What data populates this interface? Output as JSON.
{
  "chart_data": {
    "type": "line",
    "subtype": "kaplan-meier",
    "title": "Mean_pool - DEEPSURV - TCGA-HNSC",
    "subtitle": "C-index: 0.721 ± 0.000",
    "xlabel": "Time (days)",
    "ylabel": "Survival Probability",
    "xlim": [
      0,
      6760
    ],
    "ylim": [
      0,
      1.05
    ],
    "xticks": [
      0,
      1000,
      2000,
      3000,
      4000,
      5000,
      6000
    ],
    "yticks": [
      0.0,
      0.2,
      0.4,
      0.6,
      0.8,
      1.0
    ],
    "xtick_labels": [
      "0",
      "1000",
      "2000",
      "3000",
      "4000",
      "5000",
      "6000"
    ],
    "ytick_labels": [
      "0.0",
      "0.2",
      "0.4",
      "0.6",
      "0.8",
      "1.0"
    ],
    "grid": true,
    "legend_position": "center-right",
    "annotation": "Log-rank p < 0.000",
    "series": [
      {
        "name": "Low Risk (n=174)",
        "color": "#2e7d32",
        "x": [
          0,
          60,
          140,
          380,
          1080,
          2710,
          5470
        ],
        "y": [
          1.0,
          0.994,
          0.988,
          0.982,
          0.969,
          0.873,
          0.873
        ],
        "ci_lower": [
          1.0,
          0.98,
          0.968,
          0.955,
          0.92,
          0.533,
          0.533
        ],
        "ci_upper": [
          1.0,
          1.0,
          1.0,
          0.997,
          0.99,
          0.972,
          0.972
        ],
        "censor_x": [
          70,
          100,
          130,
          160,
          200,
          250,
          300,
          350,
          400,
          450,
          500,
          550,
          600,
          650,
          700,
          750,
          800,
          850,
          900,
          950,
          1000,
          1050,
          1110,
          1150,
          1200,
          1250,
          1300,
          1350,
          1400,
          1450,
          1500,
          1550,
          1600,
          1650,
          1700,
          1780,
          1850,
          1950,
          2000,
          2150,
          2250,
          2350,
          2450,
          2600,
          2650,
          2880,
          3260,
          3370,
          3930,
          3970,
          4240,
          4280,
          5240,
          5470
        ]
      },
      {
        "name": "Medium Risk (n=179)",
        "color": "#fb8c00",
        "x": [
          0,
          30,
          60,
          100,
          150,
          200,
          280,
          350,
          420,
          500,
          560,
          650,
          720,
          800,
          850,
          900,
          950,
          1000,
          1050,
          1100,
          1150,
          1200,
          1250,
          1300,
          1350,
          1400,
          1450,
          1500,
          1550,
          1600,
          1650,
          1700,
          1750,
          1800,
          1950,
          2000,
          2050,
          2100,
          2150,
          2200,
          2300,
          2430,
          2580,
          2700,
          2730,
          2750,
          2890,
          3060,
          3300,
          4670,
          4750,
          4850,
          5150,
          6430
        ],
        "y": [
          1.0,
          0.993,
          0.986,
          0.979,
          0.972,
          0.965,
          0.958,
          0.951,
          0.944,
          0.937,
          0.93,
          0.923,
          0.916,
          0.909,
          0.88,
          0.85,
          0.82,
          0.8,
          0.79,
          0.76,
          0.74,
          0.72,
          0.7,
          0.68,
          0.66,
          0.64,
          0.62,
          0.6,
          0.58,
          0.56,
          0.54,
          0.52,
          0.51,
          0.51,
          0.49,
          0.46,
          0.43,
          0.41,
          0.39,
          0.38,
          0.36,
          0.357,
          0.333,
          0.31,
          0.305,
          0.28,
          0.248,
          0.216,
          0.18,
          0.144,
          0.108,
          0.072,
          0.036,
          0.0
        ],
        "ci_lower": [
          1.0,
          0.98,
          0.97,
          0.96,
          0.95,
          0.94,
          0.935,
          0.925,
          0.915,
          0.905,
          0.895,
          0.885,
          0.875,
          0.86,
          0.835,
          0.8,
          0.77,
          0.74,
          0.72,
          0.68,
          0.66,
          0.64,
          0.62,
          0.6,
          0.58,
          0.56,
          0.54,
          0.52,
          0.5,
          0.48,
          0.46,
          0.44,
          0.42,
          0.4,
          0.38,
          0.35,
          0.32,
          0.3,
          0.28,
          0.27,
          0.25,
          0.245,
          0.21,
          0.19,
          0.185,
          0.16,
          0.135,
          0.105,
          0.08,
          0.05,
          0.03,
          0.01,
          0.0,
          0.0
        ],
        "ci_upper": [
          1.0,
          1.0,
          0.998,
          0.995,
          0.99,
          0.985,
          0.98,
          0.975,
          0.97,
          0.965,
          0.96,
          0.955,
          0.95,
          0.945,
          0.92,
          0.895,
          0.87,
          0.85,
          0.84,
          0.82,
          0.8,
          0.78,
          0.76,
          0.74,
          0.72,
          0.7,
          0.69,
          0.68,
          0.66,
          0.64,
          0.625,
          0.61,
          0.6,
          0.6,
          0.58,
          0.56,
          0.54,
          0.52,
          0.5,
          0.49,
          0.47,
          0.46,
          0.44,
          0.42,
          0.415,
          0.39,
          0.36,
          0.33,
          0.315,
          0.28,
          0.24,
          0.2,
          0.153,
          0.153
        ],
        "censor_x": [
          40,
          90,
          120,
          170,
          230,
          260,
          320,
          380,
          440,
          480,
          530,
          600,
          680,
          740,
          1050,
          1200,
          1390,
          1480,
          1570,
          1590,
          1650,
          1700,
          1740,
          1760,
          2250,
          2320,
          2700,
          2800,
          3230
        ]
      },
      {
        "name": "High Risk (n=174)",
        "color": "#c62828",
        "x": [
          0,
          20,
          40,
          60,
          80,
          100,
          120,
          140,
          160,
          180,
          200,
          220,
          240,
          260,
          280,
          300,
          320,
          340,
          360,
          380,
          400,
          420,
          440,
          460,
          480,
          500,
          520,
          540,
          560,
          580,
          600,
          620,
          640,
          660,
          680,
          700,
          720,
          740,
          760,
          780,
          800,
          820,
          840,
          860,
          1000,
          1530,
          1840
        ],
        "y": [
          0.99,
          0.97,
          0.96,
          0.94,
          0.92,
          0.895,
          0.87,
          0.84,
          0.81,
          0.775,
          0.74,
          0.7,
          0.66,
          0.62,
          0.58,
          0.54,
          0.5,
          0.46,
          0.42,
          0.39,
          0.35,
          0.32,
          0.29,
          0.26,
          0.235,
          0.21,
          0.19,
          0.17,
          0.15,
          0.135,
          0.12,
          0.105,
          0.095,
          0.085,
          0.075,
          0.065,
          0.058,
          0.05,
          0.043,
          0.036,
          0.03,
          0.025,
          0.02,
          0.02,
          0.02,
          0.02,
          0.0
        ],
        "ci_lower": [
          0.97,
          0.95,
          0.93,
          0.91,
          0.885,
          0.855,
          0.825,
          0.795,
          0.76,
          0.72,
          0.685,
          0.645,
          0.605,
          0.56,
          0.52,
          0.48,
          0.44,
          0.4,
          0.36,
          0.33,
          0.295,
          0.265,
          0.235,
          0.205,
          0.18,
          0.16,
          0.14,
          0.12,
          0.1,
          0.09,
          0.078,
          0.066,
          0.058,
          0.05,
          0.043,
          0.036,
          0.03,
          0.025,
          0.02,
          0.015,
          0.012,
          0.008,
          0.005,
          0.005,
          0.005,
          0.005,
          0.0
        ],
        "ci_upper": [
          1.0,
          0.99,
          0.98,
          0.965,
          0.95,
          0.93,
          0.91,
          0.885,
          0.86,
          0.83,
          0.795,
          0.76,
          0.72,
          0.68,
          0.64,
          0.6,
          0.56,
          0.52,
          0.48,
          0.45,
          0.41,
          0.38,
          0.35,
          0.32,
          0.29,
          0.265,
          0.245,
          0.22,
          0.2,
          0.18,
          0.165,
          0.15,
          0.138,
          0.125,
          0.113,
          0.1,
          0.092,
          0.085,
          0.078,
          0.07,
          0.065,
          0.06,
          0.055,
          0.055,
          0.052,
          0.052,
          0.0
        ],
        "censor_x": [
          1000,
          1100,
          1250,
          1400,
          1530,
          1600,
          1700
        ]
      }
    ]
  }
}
++++++++++
### Prompt
Pull out all lines in the data above that include "name".

### Solution
        "name": "Low Risk (n=174)",
        "name": "Medium Risk (n=179)",
        "name": "High Risk (n=174)",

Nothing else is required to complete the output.